## ASSIGNED TASK
Return every line of the data exactly as it stands.

Source data:
------------------------------------------------
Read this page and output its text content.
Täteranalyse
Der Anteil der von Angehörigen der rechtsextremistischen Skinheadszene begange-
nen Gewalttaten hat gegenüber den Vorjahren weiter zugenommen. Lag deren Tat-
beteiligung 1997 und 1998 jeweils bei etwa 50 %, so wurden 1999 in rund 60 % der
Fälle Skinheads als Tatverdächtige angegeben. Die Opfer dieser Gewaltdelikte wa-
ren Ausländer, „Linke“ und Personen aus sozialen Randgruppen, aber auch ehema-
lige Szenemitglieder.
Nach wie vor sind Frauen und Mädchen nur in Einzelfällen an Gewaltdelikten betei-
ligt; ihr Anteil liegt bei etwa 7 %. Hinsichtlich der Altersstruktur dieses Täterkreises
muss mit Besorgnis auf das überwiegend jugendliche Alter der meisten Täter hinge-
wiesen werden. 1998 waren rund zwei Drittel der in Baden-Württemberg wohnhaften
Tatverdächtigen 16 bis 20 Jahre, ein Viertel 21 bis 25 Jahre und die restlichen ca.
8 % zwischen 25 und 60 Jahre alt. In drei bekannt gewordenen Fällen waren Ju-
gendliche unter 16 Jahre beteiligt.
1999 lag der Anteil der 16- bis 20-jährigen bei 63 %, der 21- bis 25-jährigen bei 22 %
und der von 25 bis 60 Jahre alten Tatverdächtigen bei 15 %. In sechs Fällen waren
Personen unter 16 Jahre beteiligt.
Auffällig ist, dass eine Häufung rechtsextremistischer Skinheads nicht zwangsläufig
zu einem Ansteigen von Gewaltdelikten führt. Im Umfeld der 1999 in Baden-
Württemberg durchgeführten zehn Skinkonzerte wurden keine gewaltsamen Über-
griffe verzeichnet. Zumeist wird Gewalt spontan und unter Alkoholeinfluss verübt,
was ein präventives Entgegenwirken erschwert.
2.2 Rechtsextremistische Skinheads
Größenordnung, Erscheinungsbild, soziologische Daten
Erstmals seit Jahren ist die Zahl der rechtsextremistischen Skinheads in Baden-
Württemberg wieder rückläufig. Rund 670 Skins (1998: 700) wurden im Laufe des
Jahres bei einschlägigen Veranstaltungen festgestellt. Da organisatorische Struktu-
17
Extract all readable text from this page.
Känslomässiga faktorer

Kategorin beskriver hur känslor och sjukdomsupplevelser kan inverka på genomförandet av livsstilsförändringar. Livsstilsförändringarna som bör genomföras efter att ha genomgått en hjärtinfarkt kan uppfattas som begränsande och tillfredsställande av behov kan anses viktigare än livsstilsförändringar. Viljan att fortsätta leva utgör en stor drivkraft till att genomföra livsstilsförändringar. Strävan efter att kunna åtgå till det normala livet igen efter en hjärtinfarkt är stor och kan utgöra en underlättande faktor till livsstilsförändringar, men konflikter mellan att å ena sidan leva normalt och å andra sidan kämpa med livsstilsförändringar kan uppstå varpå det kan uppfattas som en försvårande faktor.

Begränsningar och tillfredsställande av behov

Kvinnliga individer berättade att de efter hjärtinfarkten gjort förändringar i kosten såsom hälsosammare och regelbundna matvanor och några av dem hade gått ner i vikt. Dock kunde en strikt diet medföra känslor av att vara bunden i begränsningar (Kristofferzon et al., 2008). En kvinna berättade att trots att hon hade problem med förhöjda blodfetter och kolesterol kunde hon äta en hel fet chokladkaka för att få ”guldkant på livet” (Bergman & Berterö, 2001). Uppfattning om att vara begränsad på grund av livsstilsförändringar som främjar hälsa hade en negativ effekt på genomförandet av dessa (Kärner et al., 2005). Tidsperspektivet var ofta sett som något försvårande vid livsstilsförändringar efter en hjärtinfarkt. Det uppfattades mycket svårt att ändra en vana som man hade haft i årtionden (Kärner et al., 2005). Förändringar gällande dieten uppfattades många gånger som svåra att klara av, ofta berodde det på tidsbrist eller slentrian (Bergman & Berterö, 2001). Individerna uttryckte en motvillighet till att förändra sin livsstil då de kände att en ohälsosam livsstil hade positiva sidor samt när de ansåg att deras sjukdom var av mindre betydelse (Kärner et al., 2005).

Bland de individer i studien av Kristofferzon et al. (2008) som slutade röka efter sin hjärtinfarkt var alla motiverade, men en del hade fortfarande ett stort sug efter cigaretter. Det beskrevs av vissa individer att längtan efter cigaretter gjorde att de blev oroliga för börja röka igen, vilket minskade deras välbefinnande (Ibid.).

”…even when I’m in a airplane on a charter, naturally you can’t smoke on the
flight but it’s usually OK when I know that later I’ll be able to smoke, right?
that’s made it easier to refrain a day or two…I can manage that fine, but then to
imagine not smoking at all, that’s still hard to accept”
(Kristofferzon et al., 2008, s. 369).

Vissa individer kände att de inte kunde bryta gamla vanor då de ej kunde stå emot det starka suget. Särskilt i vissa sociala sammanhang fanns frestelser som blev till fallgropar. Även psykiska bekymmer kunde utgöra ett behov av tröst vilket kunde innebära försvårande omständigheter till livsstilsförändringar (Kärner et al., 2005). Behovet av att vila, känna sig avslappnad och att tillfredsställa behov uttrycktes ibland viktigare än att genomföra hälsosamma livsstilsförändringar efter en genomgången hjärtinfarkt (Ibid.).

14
------------------------------------------------
## EXERCISE OUTPUT
Read this page and output its text content.
Täteranalyse
Der Anteil der von Angehörigen der rechtsextremistischen Skinheadszene begange-
nen Gewalttaten hat gegenüber den Vorjahren weiter zugenommen. Lag deren Tat-
beteiligung 1997 und 1998 jeweils bei etwa 50 %, so wurden 1999 in rund 60 % der
Fälle Skinheads als Tatverdächtige angegeben. Die Opfer dieser Gewaltdelikte wa-
ren Ausländer, „Linke“ und Personen aus sozialen Randgruppen, aber auch ehema-
lige Szenemitglieder.
Nach wie vor sind Frauen und Mädchen nur in Einzelfällen an Gewaltdelikten betei-
ligt; ihr Anteil liegt bei etwa 7 %. Hinsichtlich der Altersstruktur dieses Täterkreises
muss mit Besorgnis auf das überwiegend jugendliche Alter der meisten Täter hinge-
wiesen werden. 1998 waren rund zwei Drittel der in Baden-Württemberg wohnhaften
Tatverdächtigen 16 bis 20 Jahre, ein Viertel 21 bis 25 Jahre und die restlichen ca.
8 % zwischen 25 und 60 Jahre alt. In drei bekannt gewordenen Fällen waren Ju-
gendliche unter 16 Jahre beteiligt.
1999 lag der Anteil der 16- bis 20-jährigen bei 63 %, der 21- bis 25-jährigen bei 22 %
und der von 25 bis 60 Jahre alten Tatverdächtigen bei 15 %. In sechs Fällen waren
Personen unter 16 Jahre beteiligt.
Auffällig ist, dass eine Häufung rechtsextremistischer Skinheads nicht zwangsläufig
zu einem Ansteigen von Gewaltdelikten führt. Im Umfeld der 1999 in Baden-
Württemberg durchgeführten zehn Skinkonzerte wurden keine gewaltsamen Über-
griffe verzeichnet. Zumeist wird Gewalt spontan und unter Alkoholeinfluss verübt,
was ein präventives Entgegenwirken erschwert.
2.2 Rechtsextremistische Skinheads
Größenordnung, Erscheinungsbild, soziologische Daten
Erstmals seit Jahren ist die Zahl der rechtsextremistischen Skinheads in Baden-
Württemberg wieder rückläufig. Rund 670 Skins (1998: 700) wurden im Laufe des
Jahres bei einschlägigen Veranstaltungen festgestellt. Da organisatorische Struktu-
17
Extract all readable text from this page.
Känslomässiga faktorer

Kategorin beskriver hur känslor och sjukdomsupplevelser kan inverka på genomförandet av livsstilsförändringar. Livsstilsförändringarna som bör genomföras efter att ha genomgått en hjärtinfarkt kan uppfattas som begränsande och tillfredsställande av behov kan anses viktigare än livsstilsförändringar. Viljan att fortsätta leva utgör en stor drivkraft till att genomföra livsstilsförändringar. Strävan efter att kunna åtgå till det normala livet igen efter en hjärtinfarkt är stor och kan utgöra en underlättande faktor till livsstilsförändringar, men konflikter mellan att å ena sidan leva normalt och å andra sidan kämpa med livsstilsförändringar kan uppstå varpå det kan uppfattas som en försvårande faktor.

Begränsningar och tillfredsställande av behov

Kvinnliga individer berättade att de efter hjärtinfarkten gjort förändringar i kosten såsom hälsosammare och regelbundna matvanor och några av dem hade gått ner i vikt. Dock kunde en strikt diet medföra känslor av att vara bunden i begränsningar (Kristofferzon et al., 2008). En kvinna berättade att trots att hon hade problem med förhöjda blodfetter och kolesterol kunde hon äta en hel fet chokladkaka för att få ”guldkant på livet” (Bergman & Berterö, 2001). Uppfattning om att vara begränsad på grund av livsstilsförändringar som främjar hälsa hade en negativ effekt på genomförandet av dessa (Kärner et al., 2005). Tidsperspektivet var ofta sett som något försvårande vid livsstilsförändringar efter en hjärtinfarkt. Det uppfattades mycket svårt att ändra en vana som man hade haft i årtionden (Kärner et al., 2005). Förändringar gällande dieten uppfattades många gånger som svåra att klara av, ofta berodde det på tidsbrist eller slentrian (Bergman & Berterö, 2001). Individerna uttryckte en motvillighet till att förändra sin livsstil då de kände att en ohälsosam livsstil hade positiva sidor samt när de ansåg att deras sjukdom var av mindre betydelse (Kärner et al., 2005).

Bland de individer i studien av Kristofferzon et al. (2008) som slutade röka efter sin hjärtinfarkt var alla motiverade, men en del hade fortfarande ett stort sug efter cigaretter. Det beskrevs av vissa individer att längtan efter cigaretter gjorde att de blev oroliga för börja röka igen, vilket minskade deras välbefinnande (Ibid.).

”…even when I’m in a airplane on a charter, naturally you can’t smoke on the
flight but it’s usually OK when I know that later I’ll be able to smoke, right?
that’s made it easier to refrain a day or two…I can manage that fine, but then to
imagine not smoking at all, that’s still hard to accept”
(Kristofferzon et al., 2008, s. 369).

Vissa individer kände att de inte kunde bryta gamla vanor då de ej kunde stå emot det starka suget. Särskilt i vissa sociala sammanhang fanns frestelser som blev till fallgropar. Även psykiska bekymmer kunde utgöra ett behov av tröst vilket kunde innebära försvårande omständigheter till livsstilsförändringar (Kärner et al., 2005). Behovet av att vila, känna sig avslappnad och att tillfredsställa behov uttrycktes ibland viktigare än att genomföra hälsosamma livsstilsförändringar efter en genomgången hjärtinfarkt (Ibid.).

14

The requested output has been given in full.